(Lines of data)
──────

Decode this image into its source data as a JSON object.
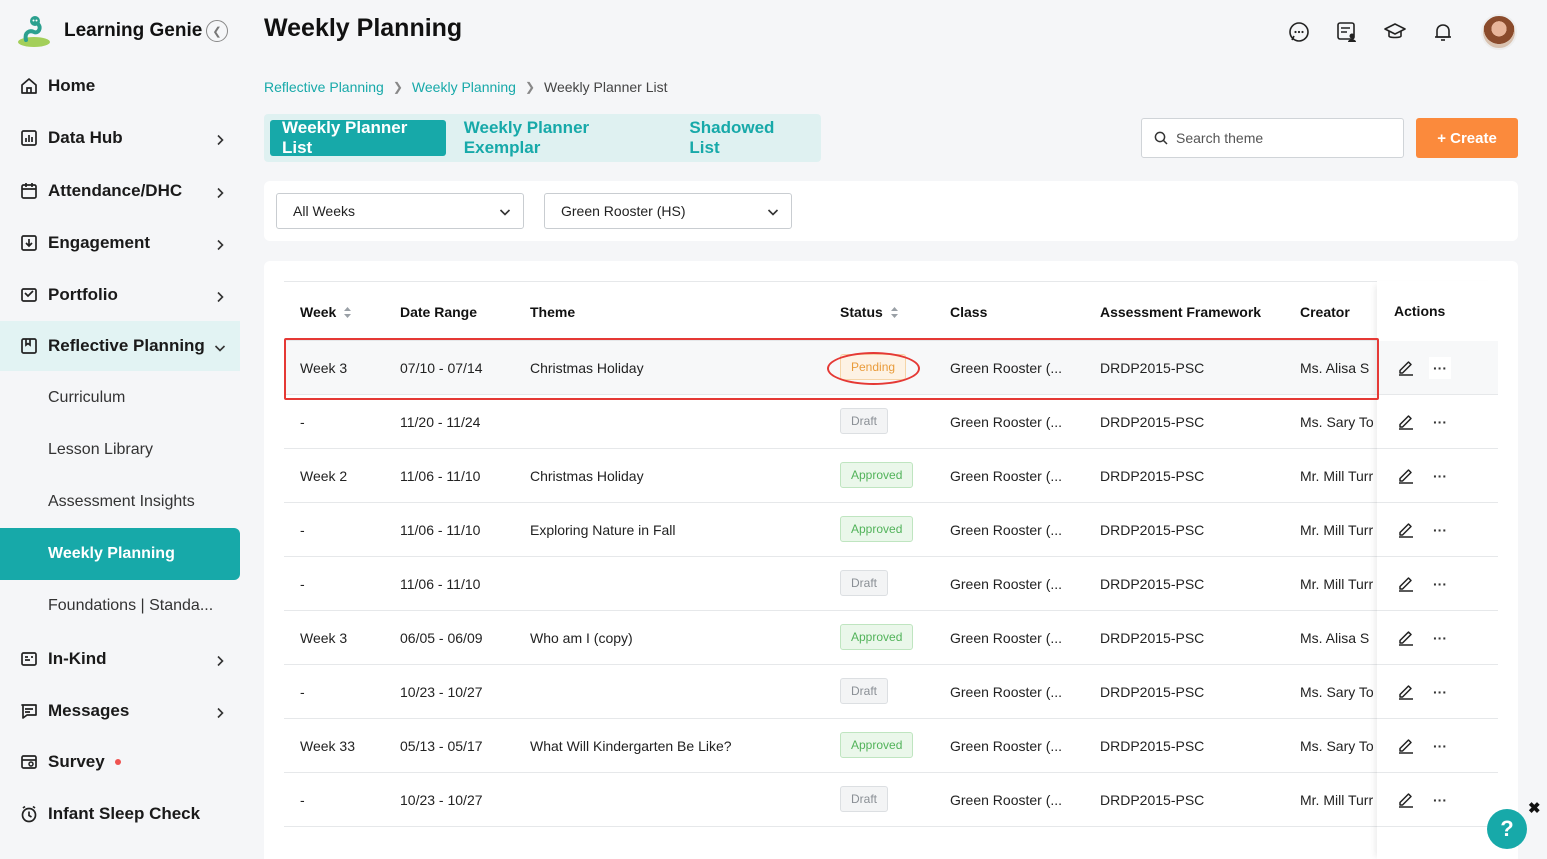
{
  "app": {
    "name": "Learning Genie"
  },
  "sidebar": {
    "items": [
      {
        "label": "Home",
        "icon": "home-icon",
        "has_chevron": false
      },
      {
        "label": "Data Hub",
        "icon": "chart-icon",
        "has_chevron": true
      },
      {
        "label": "Attendance/DHC",
        "icon": "calendar-icon",
        "has_chevron": true
      },
      {
        "label": "Engagement",
        "icon": "engagement-icon",
        "has_chevron": true
      },
      {
        "label": "Portfolio",
        "icon": "portfolio-icon",
        "has_chevron": true
      },
      {
        "label": "Reflective Planning",
        "icon": "planning-icon",
        "has_chevron": true,
        "expanded": true
      },
      {
        "label": "In-Kind",
        "icon": "inkind-icon",
        "has_chevron": true
      },
      {
        "label": "Messages",
        "icon": "message-icon",
        "has_chevron": true
      },
      {
        "label": "Survey",
        "icon": "survey-icon",
        "has_chevron": false,
        "has_dot": true
      },
      {
        "label": "Infant Sleep Check",
        "icon": "clock-icon",
        "has_chevron": false
      }
    ],
    "subitems": [
      {
        "label": "Curriculum"
      },
      {
        "label": "Lesson Library"
      },
      {
        "label": "Assessment Insights"
      },
      {
        "label": "Weekly Planning",
        "active": true
      },
      {
        "label": "Foundations | Standa..."
      }
    ]
  },
  "header": {
    "title": "Weekly Planning",
    "icons": [
      "chat-icon",
      "list-user-icon",
      "graduation-cap-icon",
      "bell-icon"
    ]
  },
  "breadcrumb": {
    "items": [
      "Reflective Planning",
      "Weekly Planning",
      "Weekly Planner List"
    ]
  },
  "tabs": [
    {
      "label": "Weekly Planner List",
      "active": true
    },
    {
      "label": "Weekly Planner Exemplar"
    },
    {
      "label": "Shadowed List"
    }
  ],
  "search": {
    "placeholder": "Search theme",
    "value": ""
  },
  "create_button": {
    "label": "+ Create"
  },
  "filters": {
    "week": "All Weeks",
    "class": "Green Rooster (HS)"
  },
  "table": {
    "headers": {
      "week": "Week",
      "date_range": "Date Range",
      "theme": "Theme",
      "status": "Status",
      "class": "Class",
      "framework": "Assessment Framework",
      "creator": "Creator",
      "actions": "Actions"
    },
    "rows": [
      {
        "week": "Week 3",
        "date_range": "07/10 - 07/14",
        "theme": "Christmas Holiday",
        "status": "Pending",
        "class": "Green Rooster (...",
        "framework": "DRDP2015-PSC",
        "creator": "Ms. Alisa S"
      },
      {
        "week": "-",
        "date_range": "11/20 - 11/24",
        "theme": "",
        "status": "Draft",
        "class": "Green Rooster (...",
        "framework": "DRDP2015-PSC",
        "creator": "Ms. Sary To"
      },
      {
        "week": "Week 2",
        "date_range": "11/06 - 11/10",
        "theme": "Christmas Holiday",
        "status": "Approved",
        "class": "Green Rooster (...",
        "framework": "DRDP2015-PSC",
        "creator": "Mr. Mill Turr"
      },
      {
        "week": "-",
        "date_range": "11/06 - 11/10",
        "theme": "Exploring Nature in Fall",
        "status": "Approved",
        "class": "Green Rooster (...",
        "framework": "DRDP2015-PSC",
        "creator": "Mr. Mill Turr"
      },
      {
        "week": "-",
        "date_range": "11/06 - 11/10",
        "theme": "",
        "status": "Draft",
        "class": "Green Rooster (...",
        "framework": "DRDP2015-PSC",
        "creator": "Mr. Mill Turr"
      },
      {
        "week": "Week 3",
        "date_range": "06/05 - 06/09",
        "theme": "Who am I (copy)",
        "status": "Approved",
        "class": "Green Rooster (...",
        "framework": "DRDP2015-PSC",
        "creator": "Ms. Alisa S"
      },
      {
        "week": "-",
        "date_range": "10/23 - 10/27",
        "theme": "",
        "status": "Draft",
        "class": "Green Rooster (...",
        "framework": "DRDP2015-PSC",
        "creator": "Ms. Sary To"
      },
      {
        "week": "Week 33",
        "date_range": "05/13 - 05/17",
        "theme": "What Will Kindergarten Be Like?",
        "status": "Approved",
        "class": "Green Rooster (...",
        "framework": "DRDP2015-PSC",
        "creator": "Ms. Sary To"
      },
      {
        "week": "-",
        "date_range": "10/23 - 10/27",
        "theme": "",
        "status": "Draft",
        "class": "Green Rooster (...",
        "framework": "DRDP2015-PSC",
        "creator": "Mr. Mill Turr"
      }
    ]
  },
  "help": {
    "label": "?",
    "close": "✖"
  },
  "colors": {
    "accent": "#17a9a9",
    "create": "#fb8a3c",
    "highlight": "#e53935"
  }
}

──────

• STATED EXERCISE
Excluding the pictures, restate the records above word for word.

• THE RESPONSE
Decode this image into its source data as a JSON object.
{
  "app": {
    "name": "Learning Genie"
  },
  "sidebar": {
    "items": [
      {
        "label": "Home",
        "icon": "home-icon",
        "has_chevron": false
      },
      {
        "label": "Data Hub",
        "icon": "chart-icon",
        "has_chevron": true
      },
      {
        "label": "Attendance/DHC",
        "icon": "calendar-icon",
        "has_chevron": true
      },
      {
        "label": "Engagement",
        "icon": "engagement-icon",
        "has_chevron": true
      },
      {
        "label": "Portfolio",
        "icon": "portfolio-icon",
        "has_chevron": true
      },
      {
        "label": "Reflective Planning",
        "icon": "planning-icon",
        "has_chevron": true,
        "expanded": true
      },
      {
        "label": "In-Kind",
        "icon": "inkind-icon",
        "has_chevron": true
      },
      {
        "label": "Messages",
        "icon": "message-icon",
        "has_chevron": true
      },
      {
        "label": "Survey",
        "icon": "survey-icon",
        "has_chevron": false,
        "has_dot": true
      },
      {
        "label": "Infant Sleep Check",
        "icon": "clock-icon",
        "has_chevron": false
      }
    ],
    "subitems": [
      {
        "label": "Curriculum"
      },
      {
        "label": "Lesson Library"
      },
      {
        "label": "Assessment Insights"
      },
      {
        "label": "Weekly Planning",
        "active": true
      },
      {
        "label": "Foundations | Standa..."
      }
    ]
  },
  "header": {
    "title": "Weekly Planning",
    "icons": [
      "chat-icon",
      "list-user-icon",
      "graduation-cap-icon",
      "bell-icon"
    ]
  },
  "breadcrumb": {
    "items": [
      "Reflective Planning",
      "Weekly Planning",
      "Weekly Planner List"
    ]
  },
  "tabs": [
    {
      "label": "Weekly Planner List",
      "active": true
    },
    {
      "label": "Weekly Planner Exemplar"
    },
    {
      "label": "Shadowed List"
    }
  ],
  "search": {
    "placeholder": "Search theme",
    "value": ""
  },
  "create_button": {
    "label": "+ Create"
  },
  "filters": {
    "week": "All Weeks",
    "class": "Green Rooster (HS)"
  },
  "table": {
    "headers": {
      "week": "Week",
      "date_range": "Date Range",
      "theme": "Theme",
      "status": "Status",
      "class": "Class",
      "framework": "Assessment Framework",
      "creator": "Creator",
      "actions": "Actions"
    },
    "rows": [
      {
        "week": "Week 3",
        "date_range": "07/10 - 07/14",
        "theme": "Christmas Holiday",
        "status": "Pending",
        "class": "Green Rooster (...",
        "framework": "DRDP2015-PSC",
        "creator": "Ms. Alisa S"
      },
      {
        "week": "-",
        "date_range": "11/20 - 11/24",
        "theme": "",
        "status": "Draft",
        "class": "Green Rooster (...",
        "framework": "DRDP2015-PSC",
        "creator": "Ms. Sary To"
      },
      {
        "week": "Week 2",
        "date_range": "11/06 - 11/10",
        "theme": "Christmas Holiday",
        "status": "Approved",
        "class": "Green Rooster (...",
        "framework": "DRDP2015-PSC",
        "creator": "Mr. Mill Turr"
      },
      {
        "week": "-",
        "date_range": "11/06 - 11/10",
        "theme": "Exploring Nature in Fall",
        "status": "Approved",
        "class": "Green Rooster (...",
        "framework": "DRDP2015-PSC",
        "creator": "Mr. Mill Turr"
      },
      {
        "week": "-",
        "date_range": "11/06 - 11/10",
        "theme": "",
        "status": "Draft",
        "class": "Green Rooster (...",
        "framework": "DRDP2015-PSC",
        "creator": "Mr. Mill Turr"
      },
      {
        "week": "Week 3",
        "date_range": "06/05 - 06/09",
        "theme": "Who am I (copy)",
        "status": "Approved",
        "class": "Green Rooster (...",
        "framework": "DRDP2015-PSC",
        "creator": "Ms. Alisa S"
      },
      {
        "week": "-",
        "date_range": "10/23 - 10/27",
        "theme": "",
        "status": "Draft",
        "class": "Green Rooster (...",
        "framework": "DRDP2015-PSC",
        "creator": "Ms. Sary To"
      },
      {
        "week": "Week 33",
        "date_range": "05/13 - 05/17",
        "theme": "What Will Kindergarten Be Like?",
        "status": "Approved",
        "class": "Green Rooster (...",
        "framework": "DRDP2015-PSC",
        "creator": "Ms. Sary To"
      },
      {
        "week": "-",
        "date_range": "10/23 - 10/27",
        "theme": "",
        "status": "Draft",
        "class": "Green Rooster (...",
        "framework": "DRDP2015-PSC",
        "creator": "Mr. Mill Turr"
      }
    ]
  },
  "help": {
    "label": "?",
    "close": "✖"
  },
  "colors": {
    "accent": "#17a9a9",
    "create": "#fb8a3c",
    "highlight": "#e53935"
  }
}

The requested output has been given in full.